**TO DO**
Can you write out all of the material below, word for word?

Dataset records
------------------------------------------------------------
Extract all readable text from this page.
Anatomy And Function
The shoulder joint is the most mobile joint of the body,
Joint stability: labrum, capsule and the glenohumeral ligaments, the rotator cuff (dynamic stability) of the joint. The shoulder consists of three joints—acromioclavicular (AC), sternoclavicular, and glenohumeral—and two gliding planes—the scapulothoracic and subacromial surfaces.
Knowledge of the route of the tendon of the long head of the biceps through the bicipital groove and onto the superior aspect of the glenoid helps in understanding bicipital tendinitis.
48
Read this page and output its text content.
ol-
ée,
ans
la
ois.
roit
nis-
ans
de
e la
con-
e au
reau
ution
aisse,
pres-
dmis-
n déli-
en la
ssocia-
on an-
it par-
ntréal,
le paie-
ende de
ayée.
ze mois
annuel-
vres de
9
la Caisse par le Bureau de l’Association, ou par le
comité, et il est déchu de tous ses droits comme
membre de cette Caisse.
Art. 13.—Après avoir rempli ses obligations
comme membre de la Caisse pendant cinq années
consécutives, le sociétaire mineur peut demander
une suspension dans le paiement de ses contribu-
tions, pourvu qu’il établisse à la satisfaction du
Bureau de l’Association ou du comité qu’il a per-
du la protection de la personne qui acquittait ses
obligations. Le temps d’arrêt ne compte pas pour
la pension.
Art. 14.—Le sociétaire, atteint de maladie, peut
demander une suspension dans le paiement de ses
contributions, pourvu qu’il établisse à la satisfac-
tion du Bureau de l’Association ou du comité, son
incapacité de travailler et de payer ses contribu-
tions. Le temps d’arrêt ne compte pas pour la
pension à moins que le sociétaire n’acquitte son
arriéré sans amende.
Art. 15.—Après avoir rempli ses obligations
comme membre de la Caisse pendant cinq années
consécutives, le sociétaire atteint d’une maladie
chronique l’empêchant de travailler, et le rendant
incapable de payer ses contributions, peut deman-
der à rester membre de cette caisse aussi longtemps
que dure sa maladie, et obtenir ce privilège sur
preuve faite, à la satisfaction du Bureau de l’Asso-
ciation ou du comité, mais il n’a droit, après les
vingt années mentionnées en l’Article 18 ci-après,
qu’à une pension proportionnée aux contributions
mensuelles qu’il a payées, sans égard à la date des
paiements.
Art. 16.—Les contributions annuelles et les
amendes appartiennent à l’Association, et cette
------------------------------------------------------------
**OUTPUT**
Extract all readable text from this page.
Anatomy And Function
The shoulder joint is the most mobile joint of the body,
Joint stability: labrum, capsule and the glenohumeral ligaments, the rotator cuff (dynamic stability) of the joint. The shoulder consists of three joints—acromioclavicular (AC), sternoclavicular, and glenohumeral—and two gliding planes—the scapulothoracic and subacromial surfaces.
Knowledge of the route of the tendon of the long head of the biceps through the bicipital groove and onto the superior aspect of the glenoid helps in understanding bicipital tendinitis.
48
Read this page and output its text content.
ol-
ée,
ans
la
ois.
roit
nis-
ans
de
e la
con-
e au
reau
ution
aisse,
pres-
dmis-
n déli-
en la
ssocia-
on an-
it par-
ntréal,
le paie-
ende de
ayée.
ze mois
annuel-
vres de
9
la Caisse par le Bureau de l’Association, ou par le
comité, et il est déchu de tous ses droits comme
membre de cette Caisse.
Art. 13.—Après avoir rempli ses obligations
comme membre de la Caisse pendant cinq années
consécutives, le sociétaire mineur peut demander
une suspension dans le paiement de ses contribu-
tions, pourvu qu’il établisse à la satisfaction du
Bureau de l’Association ou du comité qu’il a per-
du la protection de la personne qui acquittait ses
obligations. Le temps d’arrêt ne compte pas pour
la pension.
Art. 14.—Le sociétaire, atteint de maladie, peut
demander une suspension dans le paiement de ses
contributions, pourvu qu’il établisse à la satisfac-
tion du Bureau de l’Association ou du comité, son
incapacité de travailler et de payer ses contribu-
tions. Le temps d’arrêt ne compte pas pour la
pension à moins que le sociétaire n’acquitte son
arriéré sans amende.
Art. 15.—Après avoir rempli ses obligations
comme membre de la Caisse pendant cinq années
consécutives, le sociétaire atteint d’une maladie
chronique l’empêchant de travailler, et le rendant
incapable de payer ses contributions, peut deman-
der à rester membre de cette caisse aussi longtemps
que dure sa maladie, et obtenir ce privilège sur
preuve faite, à la satisfaction du Bureau de l’Asso-
ciation ou du comité, mais il n’a droit, après les
vingt années mentionnées en l’Article 18 ci-après,
qu’à une pension proportionnée aux contributions
mensuelles qu’il a payées, sans égard à la date des
paiements.
Art. 16.—Les contributions annuelles et les
amendes appartiennent à l’Association, et cette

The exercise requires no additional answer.